TASK DESCRIPTION.
Gather every line that includes the word "Autocorrelation", please.

RECORD LIST.

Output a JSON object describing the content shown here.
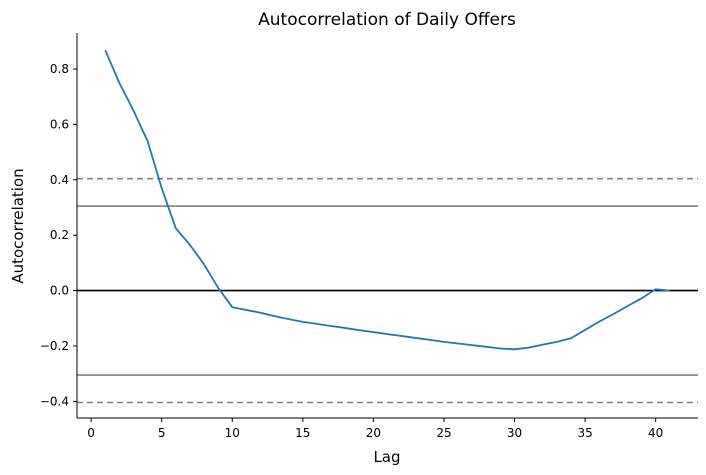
{
  "chart_data": {
    "type": "line",
    "title": "Autocorrelation of Daily Offers",
    "xlabel": "Lag",
    "ylabel": "Autocorrelation",
    "xlim": [
      -1,
      43
    ],
    "ylim": [
      -0.46,
      0.93
    ],
    "xticks": [
      0,
      5,
      10,
      15,
      20,
      25,
      30,
      35,
      40
    ],
    "yticks": [
      -0.4,
      -0.2,
      0.0,
      0.2,
      0.4,
      0.6,
      0.8
    ],
    "xtick_labels": [
      "0",
      "5",
      "10",
      "15",
      "20",
      "25",
      "30",
      "35",
      "40"
    ],
    "ytick_labels": [
      "−0.4",
      "−0.2",
      "0.0",
      "0.2",
      "0.4",
      "0.6",
      "0.8"
    ],
    "grid": false,
    "reference_lines": [
      {
        "y": 0.404,
        "style": "dashed",
        "color": "#808080"
      },
      {
        "y": 0.305,
        "style": "solid",
        "color": "#808080"
      },
      {
        "y": 0.0,
        "style": "solid",
        "color": "#000000"
      },
      {
        "y": -0.305,
        "style": "solid",
        "color": "#808080"
      },
      {
        "y": -0.404,
        "style": "dashed",
        "color": "#808080"
      }
    ],
    "series": [
      {
        "color": "#1f77b4",
        "x": [
          1,
          2,
          3,
          4,
          5,
          6,
          7,
          8,
          9,
          10,
          11,
          12,
          13,
          14,
          15,
          16,
          17,
          18,
          19,
          20,
          21,
          22,
          23,
          24,
          25,
          26,
          27,
          28,
          29,
          30,
          31,
          32,
          33,
          34,
          35,
          36,
          37,
          38,
          39,
          40,
          41
        ],
        "y": [
          0.868,
          0.75,
          0.65,
          0.54,
          0.37,
          0.225,
          0.165,
          0.095,
          0.01,
          -0.06,
          -0.07,
          -0.08,
          -0.092,
          -0.103,
          -0.113,
          -0.12,
          -0.128,
          -0.135,
          -0.143,
          -0.15,
          -0.157,
          -0.164,
          -0.171,
          -0.178,
          -0.185,
          -0.191,
          -0.197,
          -0.203,
          -0.209,
          -0.212,
          -0.206,
          -0.195,
          -0.185,
          -0.172,
          -0.142,
          -0.112,
          -0.085,
          -0.056,
          -0.028,
          0.005,
          0.0
        ]
      }
    ]
  }
}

SOLUTION TO THE EXERCISE.
    "title": "Autocorrelation of Daily Offers",
    "ylabel": "Autocorrelation",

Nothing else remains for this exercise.